**WRITTEN PROBLEM**
The entries below should be output exactly as written.

**SUPPLIED MATERIAL**
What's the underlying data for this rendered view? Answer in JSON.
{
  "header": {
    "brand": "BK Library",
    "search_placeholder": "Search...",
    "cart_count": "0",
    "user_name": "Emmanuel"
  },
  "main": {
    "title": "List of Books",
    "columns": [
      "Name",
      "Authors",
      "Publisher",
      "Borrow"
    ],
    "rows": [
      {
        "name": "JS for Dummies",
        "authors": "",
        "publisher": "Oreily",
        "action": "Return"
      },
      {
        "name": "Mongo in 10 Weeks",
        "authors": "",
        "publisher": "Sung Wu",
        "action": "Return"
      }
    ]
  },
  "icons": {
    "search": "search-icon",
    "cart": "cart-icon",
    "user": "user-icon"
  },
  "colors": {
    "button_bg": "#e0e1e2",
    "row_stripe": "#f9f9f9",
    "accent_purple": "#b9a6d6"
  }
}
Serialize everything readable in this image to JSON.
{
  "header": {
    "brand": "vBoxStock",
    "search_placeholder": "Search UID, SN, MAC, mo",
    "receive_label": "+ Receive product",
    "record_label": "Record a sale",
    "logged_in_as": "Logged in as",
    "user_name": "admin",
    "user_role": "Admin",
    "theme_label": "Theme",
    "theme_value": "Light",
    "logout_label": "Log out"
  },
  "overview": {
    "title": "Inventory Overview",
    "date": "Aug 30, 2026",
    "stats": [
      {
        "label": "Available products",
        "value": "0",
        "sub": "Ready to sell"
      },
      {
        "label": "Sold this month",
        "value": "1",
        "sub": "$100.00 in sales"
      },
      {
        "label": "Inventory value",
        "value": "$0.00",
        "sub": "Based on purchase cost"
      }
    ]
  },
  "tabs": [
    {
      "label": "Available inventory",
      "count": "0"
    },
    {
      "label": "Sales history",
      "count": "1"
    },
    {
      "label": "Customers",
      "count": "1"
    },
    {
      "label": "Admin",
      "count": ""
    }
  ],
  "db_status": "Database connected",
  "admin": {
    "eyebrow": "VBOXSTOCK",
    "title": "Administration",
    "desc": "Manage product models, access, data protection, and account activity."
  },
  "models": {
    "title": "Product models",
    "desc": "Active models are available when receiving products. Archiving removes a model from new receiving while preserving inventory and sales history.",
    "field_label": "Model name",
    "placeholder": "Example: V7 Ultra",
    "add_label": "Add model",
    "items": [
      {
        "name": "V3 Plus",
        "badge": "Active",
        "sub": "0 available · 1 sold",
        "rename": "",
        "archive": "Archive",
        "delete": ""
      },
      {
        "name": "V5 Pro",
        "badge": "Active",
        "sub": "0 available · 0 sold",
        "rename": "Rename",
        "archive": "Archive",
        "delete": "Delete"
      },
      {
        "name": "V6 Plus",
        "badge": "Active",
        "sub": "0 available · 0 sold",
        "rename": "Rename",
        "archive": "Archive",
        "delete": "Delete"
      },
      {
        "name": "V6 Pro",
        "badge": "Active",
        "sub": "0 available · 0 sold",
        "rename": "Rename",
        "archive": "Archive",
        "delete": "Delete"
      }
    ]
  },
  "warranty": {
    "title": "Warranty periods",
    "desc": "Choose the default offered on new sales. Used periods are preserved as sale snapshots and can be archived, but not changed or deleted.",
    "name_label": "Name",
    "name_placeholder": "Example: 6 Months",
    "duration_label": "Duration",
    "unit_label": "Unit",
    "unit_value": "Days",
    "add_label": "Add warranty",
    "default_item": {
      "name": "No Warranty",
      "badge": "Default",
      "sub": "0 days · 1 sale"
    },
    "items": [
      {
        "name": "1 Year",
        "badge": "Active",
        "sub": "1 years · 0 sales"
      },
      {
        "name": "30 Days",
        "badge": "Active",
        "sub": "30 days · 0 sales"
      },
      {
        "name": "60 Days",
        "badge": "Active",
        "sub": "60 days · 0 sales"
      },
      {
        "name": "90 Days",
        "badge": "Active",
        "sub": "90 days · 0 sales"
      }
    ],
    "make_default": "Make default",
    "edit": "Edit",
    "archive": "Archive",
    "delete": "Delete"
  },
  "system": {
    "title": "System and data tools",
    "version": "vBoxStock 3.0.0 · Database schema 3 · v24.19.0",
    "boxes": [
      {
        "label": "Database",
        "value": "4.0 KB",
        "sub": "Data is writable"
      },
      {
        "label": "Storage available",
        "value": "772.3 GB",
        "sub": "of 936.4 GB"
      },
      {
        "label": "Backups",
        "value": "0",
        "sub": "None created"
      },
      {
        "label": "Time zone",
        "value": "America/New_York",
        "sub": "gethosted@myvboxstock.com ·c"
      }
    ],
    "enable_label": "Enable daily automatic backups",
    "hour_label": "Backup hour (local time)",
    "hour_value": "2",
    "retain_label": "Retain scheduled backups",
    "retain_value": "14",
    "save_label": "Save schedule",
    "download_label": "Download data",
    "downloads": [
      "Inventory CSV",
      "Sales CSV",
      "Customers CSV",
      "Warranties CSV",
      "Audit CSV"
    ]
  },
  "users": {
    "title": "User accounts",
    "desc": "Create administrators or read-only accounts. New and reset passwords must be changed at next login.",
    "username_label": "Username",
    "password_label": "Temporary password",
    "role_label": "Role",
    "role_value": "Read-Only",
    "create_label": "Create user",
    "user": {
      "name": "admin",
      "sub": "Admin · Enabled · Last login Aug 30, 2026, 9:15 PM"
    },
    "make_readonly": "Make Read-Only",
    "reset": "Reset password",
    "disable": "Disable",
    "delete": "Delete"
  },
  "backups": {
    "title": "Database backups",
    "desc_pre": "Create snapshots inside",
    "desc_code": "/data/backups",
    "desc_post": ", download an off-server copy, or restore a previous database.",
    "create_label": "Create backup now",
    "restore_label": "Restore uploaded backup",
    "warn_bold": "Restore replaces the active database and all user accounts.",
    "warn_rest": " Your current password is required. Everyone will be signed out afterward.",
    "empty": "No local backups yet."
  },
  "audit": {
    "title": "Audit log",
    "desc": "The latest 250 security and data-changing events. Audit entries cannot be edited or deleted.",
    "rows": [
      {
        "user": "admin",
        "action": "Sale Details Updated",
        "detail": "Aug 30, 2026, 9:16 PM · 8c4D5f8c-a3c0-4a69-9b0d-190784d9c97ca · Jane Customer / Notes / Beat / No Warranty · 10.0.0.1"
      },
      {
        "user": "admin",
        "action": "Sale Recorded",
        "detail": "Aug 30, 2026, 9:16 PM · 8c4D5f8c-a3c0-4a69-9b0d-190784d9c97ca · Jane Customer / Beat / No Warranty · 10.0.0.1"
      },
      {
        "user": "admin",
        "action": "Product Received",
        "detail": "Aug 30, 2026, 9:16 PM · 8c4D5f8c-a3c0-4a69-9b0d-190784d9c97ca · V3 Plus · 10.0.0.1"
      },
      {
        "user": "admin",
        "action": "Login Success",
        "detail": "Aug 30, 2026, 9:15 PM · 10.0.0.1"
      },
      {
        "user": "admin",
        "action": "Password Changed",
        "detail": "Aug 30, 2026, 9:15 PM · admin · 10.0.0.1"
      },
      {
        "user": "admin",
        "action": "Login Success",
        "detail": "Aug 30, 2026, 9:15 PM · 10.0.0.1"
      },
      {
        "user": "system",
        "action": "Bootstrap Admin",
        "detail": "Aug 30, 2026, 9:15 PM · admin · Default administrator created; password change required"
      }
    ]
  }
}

**EXERCISE RESULT**
What's the underlying data for this rendered view? Answer in JSON.
{
  "header": {
    "brand": "BK Library",
    "search_placeholder": "Search...",
    "cart_count": "0",
    "user_name": "Emmanuel"
  },
  "main": {
    "title": "List of Books",
    "columns": [
      "Name",
      "Authors",
      "Publisher",
      "Borrow"
    ],
    "rows": [
      {
        "name": "JS for Dummies",
        "authors": "",
        "publisher": "Oreily",
        "action": "Return"
      },
      {
        "name": "Mongo in 10 Weeks",
        "authors": "",
        "publisher": "Sung Wu",
        "action": "Return"
      }
    ]
  },
  "icons": {
    "search": "search-icon",
    "cart": "cart-icon",
    "user": "user-icon"
  },
  "colors": {
    "button_bg": "#e0e1e2",
    "row_stripe": "#f9f9f9",
    "accent_purple": "#b9a6d6"
  }
}
Serialize everything readable in this image to JSON.
{
  "header": {
    "brand": "vBoxStock",
    "search_placeholder": "Search UID, SN, MAC, mo",
    "receive_label": "+ Receive product",
    "record_label": "Record a sale",
    "logged_in_as": "Logged in as",
    "user_name": "admin",
    "user_role": "Admin",
    "theme_label": "Theme",
    "theme_value": "Light",
    "logout_label": "Log out"
  },
  "overview": {
    "title": "Inventory Overview",
    "date": "Aug 30, 2026",
    "stats": [
      {
        "label": "Available products",
        "value": "0",
        "sub": "Ready to sell"
      },
      {
        "label": "Sold this month",
        "value": "1",
        "sub": "$100.00 in sales"
      },
      {
        "label": "Inventory value",
        "value": "$0.00",
        "sub": "Based on purchase cost"
      }
    ]
  },
  "tabs": [
    {
      "label": "Available inventory",
      "count": "0"
    },
    {
      "label": "Sales history",
      "count": "1"
    },
    {
      "label": "Customers",
      "count": "1"
    },
    {
      "label": "Admin",
      "count": ""
    }
  ],
  "db_status": "Database connected",
  "admin": {
    "eyebrow": "VBOXSTOCK",
    "title": "Administration",
    "desc": "Manage product models, access, data protection, and account activity."
  },
  "models": {
    "title": "Product models",
    "desc": "Active models are available when receiving products. Archiving removes a model from new receiving while preserving inventory and sales history.",
    "field_label": "Model name",
    "placeholder": "Example: V7 Ultra",
    "add_label": "Add model",
    "items": [
      {
        "name": "V3 Plus",
        "badge": "Active",
        "sub": "0 available · 1 sold",
        "rename": "",
        "archive": "Archive",
        "delete": ""
      },
      {
        "name": "V5 Pro",
        "badge": "Active",
        "sub": "0 available · 0 sold",
        "rename": "Rename",
        "archive": "Archive",
        "delete": "Delete"
      },
      {
        "name": "V6 Plus",
        "badge": "Active",
        "sub": "0 available · 0 sold",
        "rename": "Rename",
        "archive": "Archive",
        "delete": "Delete"
      },
      {
        "name": "V6 Pro",
        "badge": "Active",
        "sub": "0 available · 0 sold",
        "rename": "Rename",
        "archive": "Archive",
        "delete": "Delete"
      }
    ]
  },
  "warranty": {
    "title": "Warranty periods",
    "desc": "Choose the default offered on new sales. Used periods are preserved as sale snapshots and can be archived, but not changed or deleted.",
    "name_label": "Name",
    "name_placeholder": "Example: 6 Months",
    "duration_label": "Duration",
    "unit_label": "Unit",
    "unit_value": "Days",
    "add_label": "Add warranty",
    "default_item": {
      "name": "No Warranty",
      "badge": "Default",
      "sub": "0 days · 1 sale"
    },
    "items": [
      {
        "name": "1 Year",
        "badge": "Active",
        "sub": "1 years · 0 sales"
      },
      {
        "name": "30 Days",
        "badge": "Active",
        "sub": "30 days · 0 sales"
      },
      {
        "name": "60 Days",
        "badge": "Active",
        "sub": "60 days · 0 sales"
      },
      {
        "name": "90 Days",
        "badge": "Active",
        "sub": "90 days · 0 sales"
      }
    ],
    "make_default": "Make default",
    "edit": "Edit",
    "archive": "Archive",
    "delete": "Delete"
  },
  "system": {
    "title": "System and data tools",
    "version": "vBoxStock 3.0.0 · Database schema 3 · v24.19.0",
    "boxes": [
      {
        "label": "Database",
        "value": "4.0 KB",
        "sub": "Data is writable"
      },
      {
        "label": "Storage available",
        "value": "772.3 GB",
        "sub": "of 936.4 GB"
      },
      {
        "label": "Backups",
        "value": "0",
        "sub": "None created"
      },
      {
        "label": "Time zone",
        "value": "America/New_York",
        "sub": "gethosted@myvboxstock.com ·c"
      }
    ],
    "enable_label": "Enable daily automatic backups",
    "hour_label": "Backup hour (local time)",
    "hour_value": "2",
    "retain_label": "Retain scheduled backups",
    "retain_value": "14",
    "save_label": "Save schedule",
    "download_label": "Download data",
    "downloads": [
      "Inventory CSV",
      "Sales CSV",
      "Customers CSV",
      "Warranties CSV",
      "Audit CSV"
    ]
  },
  "users": {
    "title": "User accounts",
    "desc": "Create administrators or read-only accounts. New and reset passwords must be changed at next login.",
    "username_label": "Username",
    "password_label": "Temporary password",
    "role_label": "Role",
    "role_value": "Read-Only",
    "create_label": "Create user",
    "user": {
      "name": "admin",
      "sub": "Admin · Enabled · Last login Aug 30, 2026, 9:15 PM"
    },
    "make_readonly": "Make Read-Only",
    "reset": "Reset password",
    "disable": "Disable",
    "delete": "Delete"
  },
  "backups": {
    "title": "Database backups",
    "desc_pre": "Create snapshots inside",
    "desc_code": "/data/backups",
    "desc_post": ", download an off-server copy, or restore a previous database.",
    "create_label": "Create backup now",
    "restore_label": "Restore uploaded backup",
    "warn_bold": "Restore replaces the active database and all user accounts.",
    "warn_rest": " Your current password is required. Everyone will be signed out afterward.",
    "empty": "No local backups yet."
  },
  "audit": {
    "title": "Audit log",
    "desc": "The latest 250 security and data-changing events. Audit entries cannot be edited or deleted.",
    "rows": [
      {
        "user": "admin",
        "action": "Sale Details Updated",
        "detail": "Aug 30, 2026, 9:16 PM · 8c4D5f8c-a3c0-4a69-9b0d-190784d9c97ca · Jane Customer / Notes / Beat / No Warranty · 10.0.0.1"
      },
      {
        "user": "admin",
        "action": "Sale Recorded",
        "detail": "Aug 30, 2026, 9:16 PM · 8c4D5f8c-a3c0-4a69-9b0d-190784d9c97ca · Jane Customer / Beat / No Warranty · 10.0.0.1"
      },
      {
        "user": "admin",
        "action": "Product Received",
        "detail": "Aug 30, 2026, 9:16 PM · 8c4D5f8c-a3c0-4a69-9b0d-190784d9c97ca · V3 Plus · 10.0.0.1"
      },
      {
        "user": "admin",
        "action": "Login Success",
        "detail": "Aug 30, 2026, 9:15 PM · 10.0.0.1"
      },
      {
        "user": "admin",
        "action": "Password Changed",
        "detail": "Aug 30, 2026, 9:15 PM · admin · 10.0.0.1"
      },
      {
        "user": "admin",
        "action": "Login Success",
        "detail": "Aug 30, 2026, 9:15 PM · 10.0.0.1"
      },
      {
        "user": "system",
        "action": "Bootstrap Admin",
        "detail": "Aug 30, 2026, 9:15 PM · admin · Default administrator created; password change required"
      }
    ]
  }
}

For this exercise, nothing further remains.